=== Excerpted data ===
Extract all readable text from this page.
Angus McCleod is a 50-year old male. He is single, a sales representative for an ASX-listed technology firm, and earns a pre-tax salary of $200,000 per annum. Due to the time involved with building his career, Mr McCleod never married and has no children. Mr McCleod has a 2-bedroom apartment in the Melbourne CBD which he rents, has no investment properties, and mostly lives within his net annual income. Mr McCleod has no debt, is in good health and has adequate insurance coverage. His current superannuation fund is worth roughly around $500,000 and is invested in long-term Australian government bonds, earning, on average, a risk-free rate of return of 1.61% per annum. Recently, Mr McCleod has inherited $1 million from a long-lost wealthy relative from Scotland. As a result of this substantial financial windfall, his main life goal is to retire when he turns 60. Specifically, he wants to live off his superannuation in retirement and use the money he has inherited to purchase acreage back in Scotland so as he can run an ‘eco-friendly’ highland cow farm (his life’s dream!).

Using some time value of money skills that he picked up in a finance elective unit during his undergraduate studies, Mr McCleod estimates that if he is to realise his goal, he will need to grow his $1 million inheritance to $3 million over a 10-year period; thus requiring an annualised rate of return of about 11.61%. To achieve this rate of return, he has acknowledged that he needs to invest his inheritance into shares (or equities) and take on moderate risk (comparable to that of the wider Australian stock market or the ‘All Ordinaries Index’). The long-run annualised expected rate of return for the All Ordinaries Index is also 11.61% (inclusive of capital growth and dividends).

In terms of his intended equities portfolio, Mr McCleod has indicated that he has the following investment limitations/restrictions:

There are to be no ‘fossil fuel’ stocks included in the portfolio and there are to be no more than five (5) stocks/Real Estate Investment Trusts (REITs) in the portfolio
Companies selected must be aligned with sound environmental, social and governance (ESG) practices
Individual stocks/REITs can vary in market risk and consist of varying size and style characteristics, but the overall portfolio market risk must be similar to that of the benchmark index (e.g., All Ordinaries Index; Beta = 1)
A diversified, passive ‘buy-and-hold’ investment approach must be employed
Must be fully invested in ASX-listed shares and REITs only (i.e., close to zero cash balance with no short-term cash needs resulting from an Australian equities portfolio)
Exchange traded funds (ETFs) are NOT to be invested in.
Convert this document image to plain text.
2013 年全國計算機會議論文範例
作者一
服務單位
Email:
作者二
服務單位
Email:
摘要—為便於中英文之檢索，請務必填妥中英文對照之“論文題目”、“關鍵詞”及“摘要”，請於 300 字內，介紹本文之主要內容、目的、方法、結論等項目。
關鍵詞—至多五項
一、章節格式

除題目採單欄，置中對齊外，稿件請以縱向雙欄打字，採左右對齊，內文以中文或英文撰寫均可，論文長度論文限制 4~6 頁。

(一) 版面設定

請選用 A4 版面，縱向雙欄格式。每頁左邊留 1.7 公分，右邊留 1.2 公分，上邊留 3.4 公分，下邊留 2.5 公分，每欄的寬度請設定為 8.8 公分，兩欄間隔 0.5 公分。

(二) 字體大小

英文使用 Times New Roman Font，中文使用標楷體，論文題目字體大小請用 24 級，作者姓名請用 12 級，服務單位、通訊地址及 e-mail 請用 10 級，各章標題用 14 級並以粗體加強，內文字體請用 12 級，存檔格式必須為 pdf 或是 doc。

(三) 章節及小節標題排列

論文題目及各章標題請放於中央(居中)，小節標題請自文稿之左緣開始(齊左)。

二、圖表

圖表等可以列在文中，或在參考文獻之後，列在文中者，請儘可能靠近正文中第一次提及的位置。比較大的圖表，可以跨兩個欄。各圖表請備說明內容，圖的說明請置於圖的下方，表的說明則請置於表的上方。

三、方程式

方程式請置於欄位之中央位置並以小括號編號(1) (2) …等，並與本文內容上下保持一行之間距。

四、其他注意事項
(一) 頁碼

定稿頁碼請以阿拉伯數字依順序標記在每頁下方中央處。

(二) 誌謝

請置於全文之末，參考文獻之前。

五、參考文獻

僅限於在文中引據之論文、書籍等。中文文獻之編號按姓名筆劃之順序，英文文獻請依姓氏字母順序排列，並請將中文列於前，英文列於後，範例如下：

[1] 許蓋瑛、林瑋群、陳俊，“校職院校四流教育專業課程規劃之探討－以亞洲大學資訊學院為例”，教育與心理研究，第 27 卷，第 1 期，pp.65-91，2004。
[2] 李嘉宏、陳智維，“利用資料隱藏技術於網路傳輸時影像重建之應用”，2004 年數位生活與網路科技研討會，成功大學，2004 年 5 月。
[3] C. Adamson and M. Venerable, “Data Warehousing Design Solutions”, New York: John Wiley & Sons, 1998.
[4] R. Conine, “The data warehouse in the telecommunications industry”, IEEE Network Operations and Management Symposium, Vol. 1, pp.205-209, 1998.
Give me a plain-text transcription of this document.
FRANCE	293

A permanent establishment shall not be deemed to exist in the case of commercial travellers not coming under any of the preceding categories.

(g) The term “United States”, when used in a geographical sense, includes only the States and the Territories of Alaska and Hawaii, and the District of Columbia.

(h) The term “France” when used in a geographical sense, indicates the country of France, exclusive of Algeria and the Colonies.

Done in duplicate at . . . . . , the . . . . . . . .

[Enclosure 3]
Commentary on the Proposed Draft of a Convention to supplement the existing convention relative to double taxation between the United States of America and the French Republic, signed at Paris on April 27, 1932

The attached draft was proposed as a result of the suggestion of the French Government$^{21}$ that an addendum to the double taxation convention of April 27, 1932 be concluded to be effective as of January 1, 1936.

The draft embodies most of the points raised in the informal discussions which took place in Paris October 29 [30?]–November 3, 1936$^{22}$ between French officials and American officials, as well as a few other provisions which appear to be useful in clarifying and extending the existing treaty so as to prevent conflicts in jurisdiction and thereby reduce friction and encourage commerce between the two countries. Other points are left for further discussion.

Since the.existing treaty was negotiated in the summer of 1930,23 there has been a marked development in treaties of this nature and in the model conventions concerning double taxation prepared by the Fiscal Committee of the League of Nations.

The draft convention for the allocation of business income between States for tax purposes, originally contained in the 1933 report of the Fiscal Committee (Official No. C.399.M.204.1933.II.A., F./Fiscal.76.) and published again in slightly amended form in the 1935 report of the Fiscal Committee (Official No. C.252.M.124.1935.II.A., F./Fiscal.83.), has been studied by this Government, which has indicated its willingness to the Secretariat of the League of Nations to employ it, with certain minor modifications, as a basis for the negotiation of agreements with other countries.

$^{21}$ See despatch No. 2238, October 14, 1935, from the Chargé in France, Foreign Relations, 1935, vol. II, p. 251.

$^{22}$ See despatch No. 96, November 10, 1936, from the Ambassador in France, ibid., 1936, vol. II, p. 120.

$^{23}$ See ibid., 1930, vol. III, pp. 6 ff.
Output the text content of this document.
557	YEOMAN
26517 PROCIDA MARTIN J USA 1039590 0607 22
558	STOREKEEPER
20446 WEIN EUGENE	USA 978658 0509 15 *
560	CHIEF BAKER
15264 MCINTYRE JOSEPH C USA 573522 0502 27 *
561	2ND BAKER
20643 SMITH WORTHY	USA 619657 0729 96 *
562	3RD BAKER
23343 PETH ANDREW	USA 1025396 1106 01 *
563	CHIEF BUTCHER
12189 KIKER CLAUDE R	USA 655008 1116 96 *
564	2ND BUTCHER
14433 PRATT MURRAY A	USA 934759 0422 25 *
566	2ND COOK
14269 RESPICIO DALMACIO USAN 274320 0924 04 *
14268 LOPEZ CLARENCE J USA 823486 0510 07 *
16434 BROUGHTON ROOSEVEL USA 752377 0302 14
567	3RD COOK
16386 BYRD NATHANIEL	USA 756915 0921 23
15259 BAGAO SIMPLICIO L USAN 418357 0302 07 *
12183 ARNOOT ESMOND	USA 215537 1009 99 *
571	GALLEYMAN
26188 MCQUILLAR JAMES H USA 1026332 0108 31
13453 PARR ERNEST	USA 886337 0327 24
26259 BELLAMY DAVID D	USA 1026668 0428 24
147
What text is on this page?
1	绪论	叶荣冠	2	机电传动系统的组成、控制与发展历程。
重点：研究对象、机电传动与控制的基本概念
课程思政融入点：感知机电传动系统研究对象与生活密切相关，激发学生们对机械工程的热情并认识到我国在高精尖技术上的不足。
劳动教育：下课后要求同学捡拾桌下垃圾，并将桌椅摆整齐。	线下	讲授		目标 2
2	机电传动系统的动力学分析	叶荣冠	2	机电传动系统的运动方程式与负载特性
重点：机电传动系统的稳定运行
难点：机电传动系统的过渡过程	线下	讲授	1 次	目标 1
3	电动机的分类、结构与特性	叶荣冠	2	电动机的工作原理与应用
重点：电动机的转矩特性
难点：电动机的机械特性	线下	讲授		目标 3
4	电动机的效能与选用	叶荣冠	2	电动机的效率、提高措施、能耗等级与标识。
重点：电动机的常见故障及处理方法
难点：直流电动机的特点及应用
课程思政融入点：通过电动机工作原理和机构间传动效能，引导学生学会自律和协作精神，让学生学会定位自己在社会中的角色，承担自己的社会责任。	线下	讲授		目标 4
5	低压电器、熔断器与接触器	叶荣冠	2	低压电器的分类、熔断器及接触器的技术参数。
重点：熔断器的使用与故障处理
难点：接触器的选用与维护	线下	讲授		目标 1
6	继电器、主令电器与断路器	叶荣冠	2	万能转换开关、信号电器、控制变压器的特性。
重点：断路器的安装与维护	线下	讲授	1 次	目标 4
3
===
Work required
Scan the material and collect every line that contains "United".

Reply to the task
(g) The term “United States”, when used in a geographical sense, includes only the States and the Territories of Alaska and Hawaii, and the District of Columbia.
Commentary on the Proposed Draft of a Convention to supplement the existing convention relative to double taxation between the United States of America and the French Republic, signed at Paris on April 27, 1932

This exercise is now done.